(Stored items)
<<<<

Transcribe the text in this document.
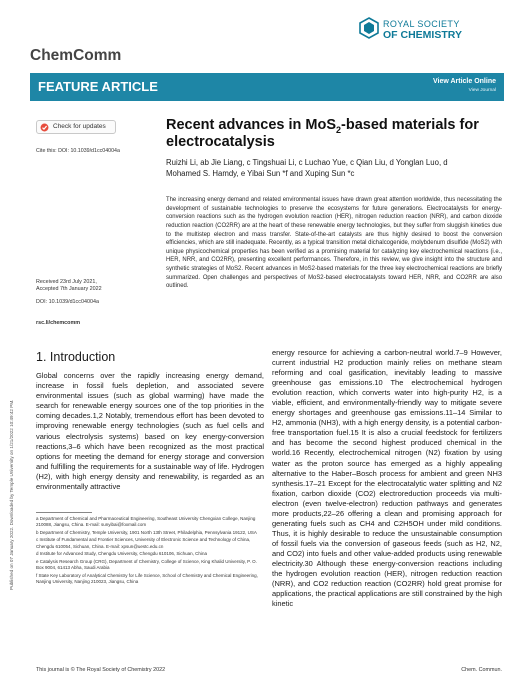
Published on 07 January 2022. Downloaded by Temple University on 1/21/2022 10:49:42 PM.
ROYAL SOCIETY
OF CHEMISTRY
ChemComm
FEATURE ARTICLE	View Article Online
View Journal
Check for updates
Cite this: DOI: 10.1039/d1cc04004a
Recent advances in MoS$_2$-based materials for electrocatalysis
Ruizhi Li, ab Jie Liang, c Tingshuai Li, c Luchao Yue, c Qian Liu, d Yonglan Luo, d
Mohamed S. Hamdy, e Yibai Sun *f and Xuping Sun *c
The increasing energy demand and related environmental issues have drawn great attention worldwide, thus necessitating the development of sustainable technologies to preserve the ecosystems for future generations. Electrocatalysts for energy-conversion reactions such as the hydrogen evolution reaction (HER), nitrogen reduction reaction (NRR), and carbon dioxide reduction reaction (CO2RR) are at the heart of these renewable energy technologies, but they suffer from sluggish kinetics due to the multistep electron and mass transfer. State-of-the-art catalysts are thus highly desired to boost the conversion efficiencies, which are still inadequate. Recently, as a typical transition metal dichalcogenide, molybdenum disulfide (MoS2) with unique physicochemical properties has been verified as a promising material for catalyzing key electrochemical reactions (i.e., HER, NRR, and CO2RR), presenting excellent performances. Therefore, in this review, we give insight into the structure and synthetic strategies of MoS2. Recent advances in MoS2-based materials for the three key electrochemical reactions are briefly summarized. Open challenges and perspectives of MoS2-based electrocatalysts toward HER, NRR, and CO2RR are also outlined.
Received 23rd July 2021,
Accepted 7th January 2022
DOI: 10.1039/d1cc04004a
rsc.li/chemcomm
1. Introduction
Global concerns over the rapidly increasing energy demand, increase in fossil fuels depletion, and associated severe environmental issues (such as global warming) have made the search for renewable energy sources one of the top priorities in the coming decades.1,2 Notably, tremendous effort has been devoted to improving renewable energy technologies (such as fuel cells and various electrolysis systems) based on key energy-conversion reactions,3–6 which have been recognized as the most practical options for meeting the demand for energy storage and conversion and fulfilling the requirements for a sustainable way of life. Hydrogen (H2), with high energy density and renewability, is regarded as an environmentally attractive
energy resource for achieving a carbon-neutral world.7–9 However, current industrial H2 production mainly relies on methane steam reforming and coal gasification, inevitably leading to massive greenhouse gas emissions.10 The electrochemical hydrogen evolution reaction, which converts water into high-purity H2, is a viable, efficient, and environmentally-friendly way to mitigate severe energy shortages and greenhouse gas emissions.11–14 Similar to H2, ammonia (NH3), with a high energy density, is a potential carbon-free transportation fuel.15 It is also a crucial feedstock for fertilizers and has become the second highest produced chemical in the world.16 Recently, electrochemical nitrogen (N2) fixation by using water as the proton source has emerged as a highly appealing alternative to the Haber–Bosch process for ambient and green NH3 synthesis.17–21 Except for the electrocatalytic water splitting and N2 fixation, carbon dioxide (CO2) electroreduction proceeds via multi-electron (even twelve-electron) reduction pathways and generates more products,22–26 offering a clean and promising approach for generating fuels such as CH4 and C2H5OH under mild conditions. Thus, it is highly desirable to reduce the unsustainable consumption of fossil fuels via the conversion of gaseous feeds (such as H2, N2, and CO2) into fuels and other value-added products using renewable electricity.30 Although these energy-conversion reactions including the hydrogen evolution reaction (HER), nitrogen reduction reaction (NRR), and CO2 reduction reaction (CO2RR) hold great promise for applications, the practical applications are still constrained by the high kinetic

a Department of Chemical and Pharmaceutical Engineering, Southeast University Chengxian College, Nanjing 210088, Jiangsu, China. E-mail: sunyibai@foxmail.com

b Department of Chemistry, Temple University, 1901 North 13th Street, Philadelphia, Pennsylvania 19122, USA

c Institute of Fundamental and Frontier Sciences, University of Electronic Science and Technology of China, Chengdu 610054, Sichuan, China. E-mail: xpsun@uestc.edu.cn

d Institute for Advanced Study, Chengdu University, Chengdu 610106, Sichuan, China

e Catalysis Research Group (CRG), Department of Chemistry, College of Science, King Khalid University, P. O. Box 9004, 61413 Abha, Saudi Arabia

f State Key Laboratory of Analytical Chemistry for Life Science, School of Chemistry and Chemical Engineering, Nanjing University, Nanjing 210023, Jiangsu, China

This journal is © The Royal Society of Chemistry 2022	Chem. Commun.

>>>>

▶ [Exercise directions]: When restating the records word for word, omit any picture they contain.

▶ [Response area]:
Transcribe the text in this document.
Published on 07 January 2022. Downloaded by Temple University on 1/21/2022 10:49:42 PM.
ROYAL SOCIETY
OF CHEMISTRY
ChemComm
FEATURE ARTICLE	View Article Online
View Journal
Check for updates
Cite this: DOI: 10.1039/d1cc04004a
Recent advances in MoS$_2$-based materials for electrocatalysis
Ruizhi Li, ab Jie Liang, c Tingshuai Li, c Luchao Yue, c Qian Liu, d Yonglan Luo, d
Mohamed S. Hamdy, e Yibai Sun *f and Xuping Sun *c
The increasing energy demand and related environmental issues have drawn great attention worldwide, thus necessitating the development of sustainable technologies to preserve the ecosystems for future generations. Electrocatalysts for energy-conversion reactions such as the hydrogen evolution reaction (HER), nitrogen reduction reaction (NRR), and carbon dioxide reduction reaction (CO2RR) are at the heart of these renewable energy technologies, but they suffer from sluggish kinetics due to the multistep electron and mass transfer. State-of-the-art catalysts are thus highly desired to boost the conversion efficiencies, which are still inadequate. Recently, as a typical transition metal dichalcogenide, molybdenum disulfide (MoS2) with unique physicochemical properties has been verified as a promising material for catalyzing key electrochemical reactions (i.e., HER, NRR, and CO2RR), presenting excellent performances. Therefore, in this review, we give insight into the structure and synthetic strategies of MoS2. Recent advances in MoS2-based materials for the three key electrochemical reactions are briefly summarized. Open challenges and perspectives of MoS2-based electrocatalysts toward HER, NRR, and CO2RR are also outlined.
Received 23rd July 2021,
Accepted 7th January 2022
DOI: 10.1039/d1cc04004a
rsc.li/chemcomm
1. Introduction
Global concerns over the rapidly increasing energy demand, increase in fossil fuels depletion, and associated severe environmental issues (such as global warming) have made the search for renewable energy sources one of the top priorities in the coming decades.1,2 Notably, tremendous effort has been devoted to improving renewable energy technologies (such as fuel cells and various electrolysis systems) based on key energy-conversion reactions,3–6 which have been recognized as the most practical options for meeting the demand for energy storage and conversion and fulfilling the requirements for a sustainable way of life. Hydrogen (H2), with high energy density and renewability, is regarded as an environmentally attractive
energy resource for achieving a carbon-neutral world.7–9 However, current industrial H2 production mainly relies on methane steam reforming and coal gasification, inevitably leading to massive greenhouse gas emissions.10 The electrochemical hydrogen evolution reaction, which converts water into high-purity H2, is a viable, efficient, and environmentally-friendly way to mitigate severe energy shortages and greenhouse gas emissions.11–14 Similar to H2, ammonia (NH3), with a high energy density, is a potential carbon-free transportation fuel.15 It is also a crucial feedstock for fertilizers and has become the second highest produced chemical in the world.16 Recently, electrochemical nitrogen (N2) fixation by using water as the proton source has emerged as a highly appealing alternative to the Haber–Bosch process for ambient and green NH3 synthesis.17–21 Except for the electrocatalytic water splitting and N2 fixation, carbon dioxide (CO2) electroreduction proceeds via multi-electron (even twelve-electron) reduction pathways and generates more products,22–26 offering a clean and promising approach for generating fuels such as CH4 and C2H5OH under mild conditions. Thus, it is highly desirable to reduce the unsustainable consumption of fossil fuels via the conversion of gaseous feeds (such as H2, N2, and CO2) into fuels and other value-added products using renewable electricity.30 Although these energy-conversion reactions including the hydrogen evolution reaction (HER), nitrogen reduction reaction (NRR), and CO2 reduction reaction (CO2RR) hold great promise for applications, the practical applications are still constrained by the high kinetic

a Department of Chemical and Pharmaceutical Engineering, Southeast University Chengxian College, Nanjing 210088, Jiangsu, China. E-mail: sunyibai@foxmail.com

b Department of Chemistry, Temple University, 1901 North 13th Street, Philadelphia, Pennsylvania 19122, USA

c Institute of Fundamental and Frontier Sciences, University of Electronic Science and Technology of China, Chengdu 610054, Sichuan, China. E-mail: xpsun@uestc.edu.cn

d Institute for Advanced Study, Chengdu University, Chengdu 610106, Sichuan, China

e Catalysis Research Group (CRG), Department of Chemistry, College of Science, King Khalid University, P. O. Box 9004, 61413 Abha, Saudi Arabia

f State Key Laboratory of Analytical Chemistry for Life Science, School of Chemistry and Chemical Engineering, Nanjing University, Nanjing 210023, Jiangsu, China

This journal is © The Royal Society of Chemistry 2022	Chem. Commun.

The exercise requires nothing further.